DO THIS ::
What is the count of lines that hold the word "image"? Give only the number.

---------- DATASET CONTENT

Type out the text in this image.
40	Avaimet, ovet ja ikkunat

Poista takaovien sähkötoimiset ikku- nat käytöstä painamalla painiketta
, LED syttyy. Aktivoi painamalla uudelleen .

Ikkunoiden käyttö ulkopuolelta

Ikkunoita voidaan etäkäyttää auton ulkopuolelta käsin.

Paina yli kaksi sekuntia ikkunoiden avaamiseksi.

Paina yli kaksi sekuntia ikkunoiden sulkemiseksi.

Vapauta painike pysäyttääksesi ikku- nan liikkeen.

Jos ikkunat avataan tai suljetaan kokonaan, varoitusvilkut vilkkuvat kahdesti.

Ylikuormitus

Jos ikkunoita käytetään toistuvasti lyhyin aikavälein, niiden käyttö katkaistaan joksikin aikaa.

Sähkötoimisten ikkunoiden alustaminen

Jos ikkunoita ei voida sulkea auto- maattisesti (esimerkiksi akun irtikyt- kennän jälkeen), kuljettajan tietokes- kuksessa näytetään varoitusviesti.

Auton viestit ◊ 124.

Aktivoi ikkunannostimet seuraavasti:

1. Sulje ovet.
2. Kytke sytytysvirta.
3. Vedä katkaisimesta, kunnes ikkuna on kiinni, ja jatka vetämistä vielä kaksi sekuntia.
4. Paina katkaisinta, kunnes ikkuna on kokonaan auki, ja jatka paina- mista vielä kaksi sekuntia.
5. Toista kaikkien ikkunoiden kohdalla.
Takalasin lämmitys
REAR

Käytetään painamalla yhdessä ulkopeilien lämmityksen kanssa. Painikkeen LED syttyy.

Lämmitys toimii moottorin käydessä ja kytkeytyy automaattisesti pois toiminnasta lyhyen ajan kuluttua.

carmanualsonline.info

--------------------
---------- DATASET CONTENT

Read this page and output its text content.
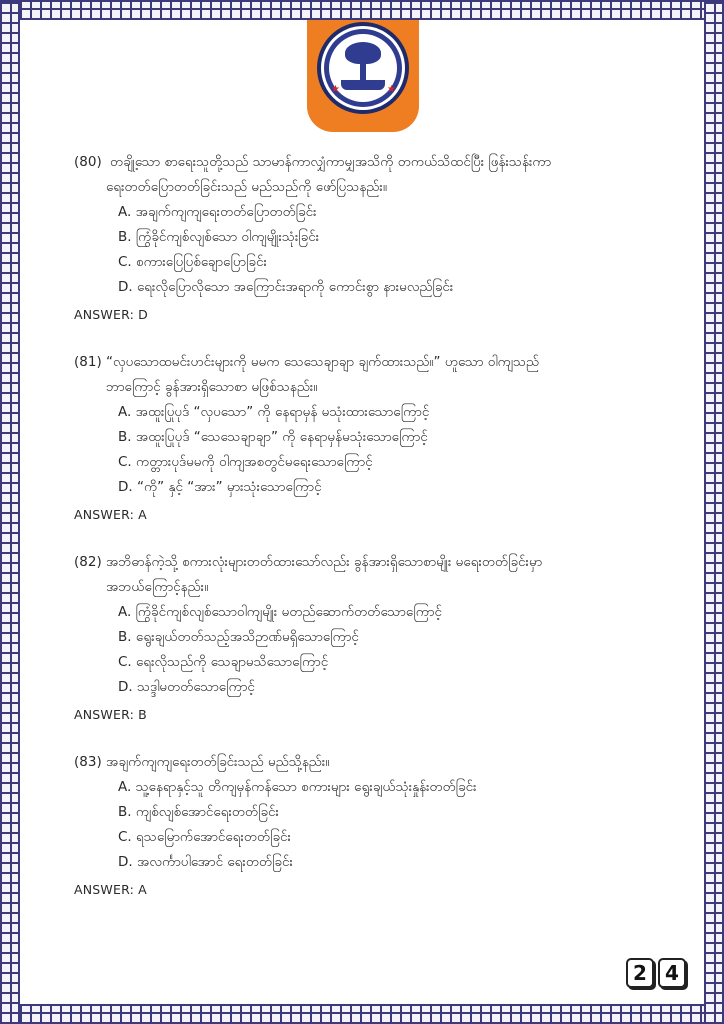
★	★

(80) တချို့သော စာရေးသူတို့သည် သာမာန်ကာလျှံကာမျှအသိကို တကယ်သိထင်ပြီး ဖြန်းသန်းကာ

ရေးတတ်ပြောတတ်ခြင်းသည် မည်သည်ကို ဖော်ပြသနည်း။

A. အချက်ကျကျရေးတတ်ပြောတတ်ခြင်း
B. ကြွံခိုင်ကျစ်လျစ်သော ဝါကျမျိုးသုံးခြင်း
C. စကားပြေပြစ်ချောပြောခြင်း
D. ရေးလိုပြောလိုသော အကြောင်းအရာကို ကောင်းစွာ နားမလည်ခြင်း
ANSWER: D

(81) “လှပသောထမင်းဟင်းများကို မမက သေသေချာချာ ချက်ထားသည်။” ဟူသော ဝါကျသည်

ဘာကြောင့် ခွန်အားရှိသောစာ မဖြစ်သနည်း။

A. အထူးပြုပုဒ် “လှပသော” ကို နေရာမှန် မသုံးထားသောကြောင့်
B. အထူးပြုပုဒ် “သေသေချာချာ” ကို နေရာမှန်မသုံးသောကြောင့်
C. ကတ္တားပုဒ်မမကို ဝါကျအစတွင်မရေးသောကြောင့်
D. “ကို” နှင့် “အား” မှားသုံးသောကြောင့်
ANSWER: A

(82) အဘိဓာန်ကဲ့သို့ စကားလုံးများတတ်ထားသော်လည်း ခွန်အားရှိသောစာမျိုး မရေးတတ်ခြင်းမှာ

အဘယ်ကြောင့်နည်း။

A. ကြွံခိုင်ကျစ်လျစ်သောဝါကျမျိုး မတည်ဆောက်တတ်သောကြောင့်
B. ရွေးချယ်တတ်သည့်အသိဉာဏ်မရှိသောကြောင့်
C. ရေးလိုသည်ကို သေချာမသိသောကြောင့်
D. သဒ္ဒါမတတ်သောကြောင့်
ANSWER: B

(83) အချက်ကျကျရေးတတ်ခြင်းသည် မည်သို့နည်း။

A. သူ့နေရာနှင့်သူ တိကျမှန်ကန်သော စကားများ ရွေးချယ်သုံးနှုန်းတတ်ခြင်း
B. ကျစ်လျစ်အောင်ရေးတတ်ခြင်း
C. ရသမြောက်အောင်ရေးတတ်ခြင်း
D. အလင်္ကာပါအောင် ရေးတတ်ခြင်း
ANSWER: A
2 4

--------------------
---------- DATASET CONTENT

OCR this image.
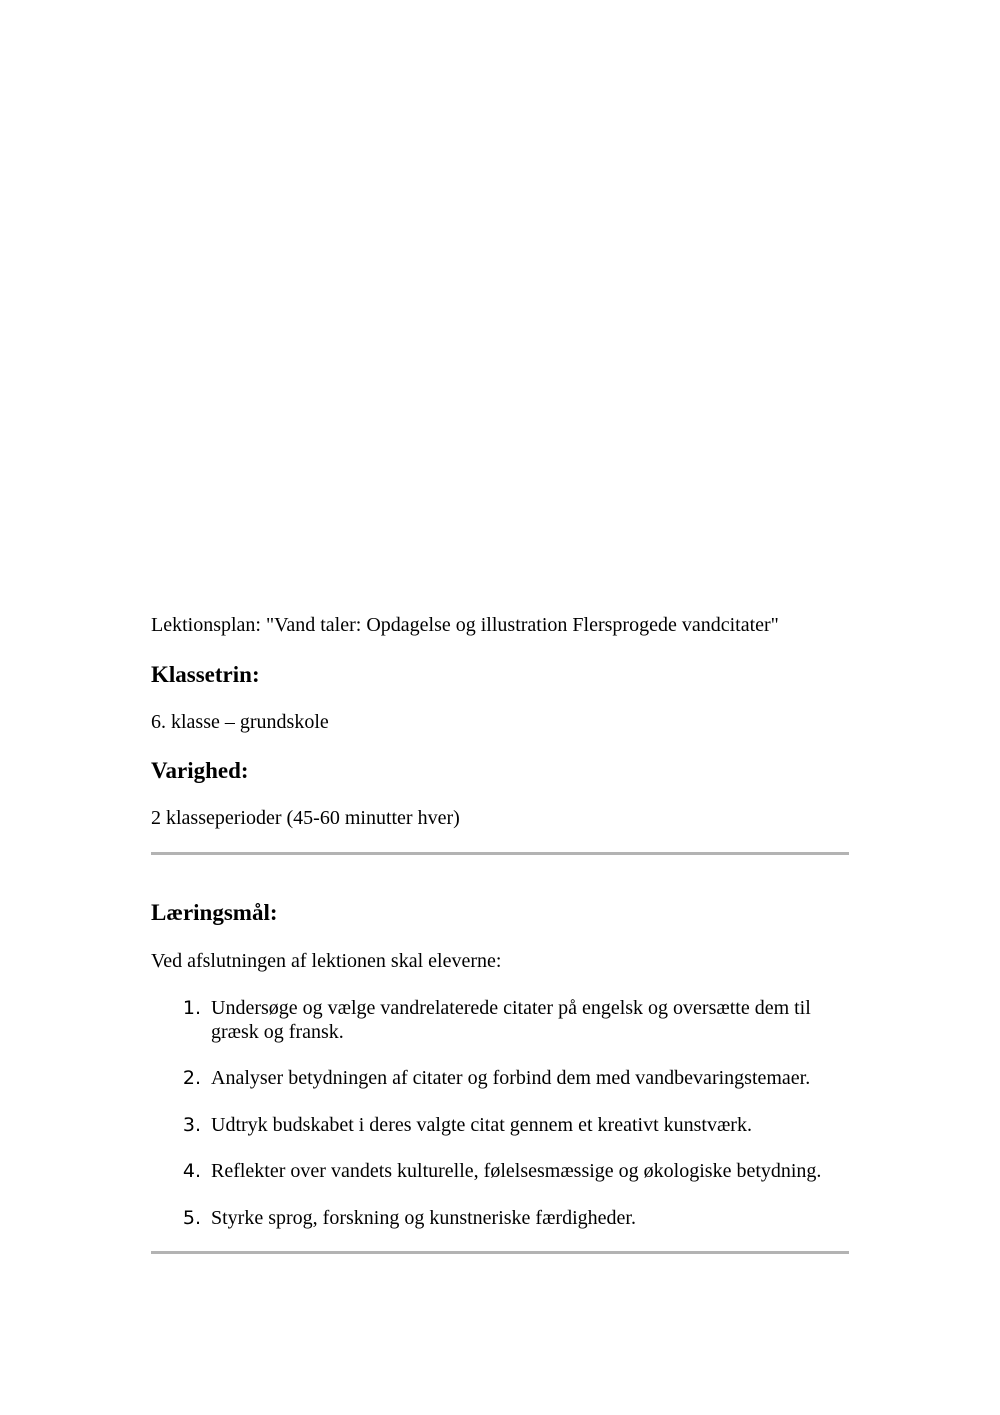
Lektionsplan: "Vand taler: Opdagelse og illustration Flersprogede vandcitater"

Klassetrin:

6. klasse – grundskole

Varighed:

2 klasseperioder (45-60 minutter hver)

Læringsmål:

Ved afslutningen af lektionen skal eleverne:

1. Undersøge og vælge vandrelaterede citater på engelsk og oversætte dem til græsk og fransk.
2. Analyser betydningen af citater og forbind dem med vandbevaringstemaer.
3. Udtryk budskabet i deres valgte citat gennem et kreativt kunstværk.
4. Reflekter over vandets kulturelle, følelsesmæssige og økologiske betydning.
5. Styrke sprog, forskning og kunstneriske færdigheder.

--------------------

FULL RESPONSE ::
2